# Task directions
Write every line of the material out exactly as shown.

((

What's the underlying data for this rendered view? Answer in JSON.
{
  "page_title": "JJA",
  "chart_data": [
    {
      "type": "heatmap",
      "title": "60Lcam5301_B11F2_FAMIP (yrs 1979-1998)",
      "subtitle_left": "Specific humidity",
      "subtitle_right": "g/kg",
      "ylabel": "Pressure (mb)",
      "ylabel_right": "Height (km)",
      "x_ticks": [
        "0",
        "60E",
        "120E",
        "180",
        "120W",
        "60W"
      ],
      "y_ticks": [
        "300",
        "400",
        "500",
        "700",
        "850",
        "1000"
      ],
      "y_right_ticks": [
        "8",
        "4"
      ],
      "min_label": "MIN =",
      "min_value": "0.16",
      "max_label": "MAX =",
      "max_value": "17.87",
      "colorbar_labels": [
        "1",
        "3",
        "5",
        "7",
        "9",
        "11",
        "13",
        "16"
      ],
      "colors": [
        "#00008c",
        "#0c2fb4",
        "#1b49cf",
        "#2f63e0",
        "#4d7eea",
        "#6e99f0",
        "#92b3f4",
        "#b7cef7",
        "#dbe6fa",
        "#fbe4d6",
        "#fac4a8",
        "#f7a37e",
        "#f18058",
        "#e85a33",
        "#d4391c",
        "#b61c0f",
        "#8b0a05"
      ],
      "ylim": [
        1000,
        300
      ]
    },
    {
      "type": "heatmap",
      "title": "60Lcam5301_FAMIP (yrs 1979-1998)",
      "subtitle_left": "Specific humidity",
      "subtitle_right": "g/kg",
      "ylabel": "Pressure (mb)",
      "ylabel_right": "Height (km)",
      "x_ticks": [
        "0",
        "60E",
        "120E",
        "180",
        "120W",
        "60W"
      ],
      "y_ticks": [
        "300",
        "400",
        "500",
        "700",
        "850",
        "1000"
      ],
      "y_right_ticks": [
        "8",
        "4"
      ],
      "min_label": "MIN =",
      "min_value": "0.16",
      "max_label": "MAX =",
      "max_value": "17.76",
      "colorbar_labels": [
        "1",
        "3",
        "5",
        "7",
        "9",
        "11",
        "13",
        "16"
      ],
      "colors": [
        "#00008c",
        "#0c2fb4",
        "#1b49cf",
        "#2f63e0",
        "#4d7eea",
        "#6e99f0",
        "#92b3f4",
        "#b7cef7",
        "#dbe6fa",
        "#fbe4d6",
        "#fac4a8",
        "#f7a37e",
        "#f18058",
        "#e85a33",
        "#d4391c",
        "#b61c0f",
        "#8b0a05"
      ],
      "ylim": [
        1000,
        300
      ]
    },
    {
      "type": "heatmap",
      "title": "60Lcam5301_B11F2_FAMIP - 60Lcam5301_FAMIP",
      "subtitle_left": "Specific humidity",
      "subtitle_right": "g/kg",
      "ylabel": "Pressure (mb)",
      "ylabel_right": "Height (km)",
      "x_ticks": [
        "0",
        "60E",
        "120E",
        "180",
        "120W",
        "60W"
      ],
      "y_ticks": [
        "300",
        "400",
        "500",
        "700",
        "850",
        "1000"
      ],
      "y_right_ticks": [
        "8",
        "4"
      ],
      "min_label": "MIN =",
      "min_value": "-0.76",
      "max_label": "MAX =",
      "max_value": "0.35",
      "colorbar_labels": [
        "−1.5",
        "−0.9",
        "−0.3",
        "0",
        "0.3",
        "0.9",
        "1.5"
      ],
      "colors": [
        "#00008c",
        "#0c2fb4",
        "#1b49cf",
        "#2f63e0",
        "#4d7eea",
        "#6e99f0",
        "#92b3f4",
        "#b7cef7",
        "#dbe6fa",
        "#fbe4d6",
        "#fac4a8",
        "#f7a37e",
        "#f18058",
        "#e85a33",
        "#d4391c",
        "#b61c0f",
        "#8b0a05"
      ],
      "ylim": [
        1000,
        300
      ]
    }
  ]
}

))

# Output for this task
What's the underlying data for this rendered view? Answer in JSON.
{
  "page_title": "JJA",
  "chart_data": [
    {
      "type": "heatmap",
      "title": "60Lcam5301_B11F2_FAMIP (yrs 1979-1998)",
      "subtitle_left": "Specific humidity",
      "subtitle_right": "g/kg",
      "ylabel": "Pressure (mb)",
      "ylabel_right": "Height (km)",
      "x_ticks": [
        "0",
        "60E",
        "120E",
        "180",
        "120W",
        "60W"
      ],
      "y_ticks": [
        "300",
        "400",
        "500",
        "700",
        "850",
        "1000"
      ],
      "y_right_ticks": [
        "8",
        "4"
      ],
      "min_label": "MIN =",
      "min_value": "0.16",
      "max_label": "MAX =",
      "max_value": "17.87",
      "colorbar_labels": [
        "1",
        "3",
        "5",
        "7",
        "9",
        "11",
        "13",
        "16"
      ],
      "colors": [
        "#00008c",
        "#0c2fb4",
        "#1b49cf",
        "#2f63e0",
        "#4d7eea",
        "#6e99f0",
        "#92b3f4",
        "#b7cef7",
        "#dbe6fa",
        "#fbe4d6",
        "#fac4a8",
        "#f7a37e",
        "#f18058",
        "#e85a33",
        "#d4391c",
        "#b61c0f",
        "#8b0a05"
      ],
      "ylim": [
        1000,
        300
      ]
    },
    {
      "type": "heatmap",
      "title": "60Lcam5301_FAMIP (yrs 1979-1998)",
      "subtitle_left": "Specific humidity",
      "subtitle_right": "g/kg",
      "ylabel": "Pressure (mb)",
      "ylabel_right": "Height (km)",
      "x_ticks": [
        "0",
        "60E",
        "120E",
        "180",
        "120W",
        "60W"
      ],
      "y_ticks": [
        "300",
        "400",
        "500",
        "700",
        "850",
        "1000"
      ],
      "y_right_ticks": [
        "8",
        "4"
      ],
      "min_label": "MIN =",
      "min_value": "0.16",
      "max_label": "MAX =",
      "max_value": "17.76",
      "colorbar_labels": [
        "1",
        "3",
        "5",
        "7",
        "9",
        "11",
        "13",
        "16"
      ],
      "colors": [
        "#00008c",
        "#0c2fb4",
        "#1b49cf",
        "#2f63e0",
        "#4d7eea",
        "#6e99f0",
        "#92b3f4",
        "#b7cef7",
        "#dbe6fa",
        "#fbe4d6",
        "#fac4a8",
        "#f7a37e",
        "#f18058",
        "#e85a33",
        "#d4391c",
        "#b61c0f",
        "#8b0a05"
      ],
      "ylim": [
        1000,
        300
      ]
    },
    {
      "type": "heatmap",
      "title": "60Lcam5301_B11F2_FAMIP - 60Lcam5301_FAMIP",
      "subtitle_left": "Specific humidity",
      "subtitle_right": "g/kg",
      "ylabel": "Pressure (mb)",
      "ylabel_right": "Height (km)",
      "x_ticks": [
        "0",
        "60E",
        "120E",
        "180",
        "120W",
        "60W"
      ],
      "y_ticks": [
        "300",
        "400",
        "500",
        "700",
        "850",
        "1000"
      ],
      "y_right_ticks": [
        "8",
        "4"
      ],
      "min_label": "MIN =",
      "min_value": "-0.76",
      "max_label": "MAX =",
      "max_value": "0.35",
      "colorbar_labels": [
        "−1.5",
        "−0.9",
        "−0.3",
        "0",
        "0.3",
        "0.9",
        "1.5"
      ],
      "colors": [
        "#00008c",
        "#0c2fb4",
        "#1b49cf",
        "#2f63e0",
        "#4d7eea",
        "#6e99f0",
        "#92b3f4",
        "#b7cef7",
        "#dbe6fa",
        "#fbe4d6",
        "#fac4a8",
        "#f7a37e",
        "#f18058",
        "#e85a33",
        "#d4391c",
        "#b61c0f",
        "#8b0a05"
      ],
      "ylim": [
        1000,
        300
      ]
    }
  ]
}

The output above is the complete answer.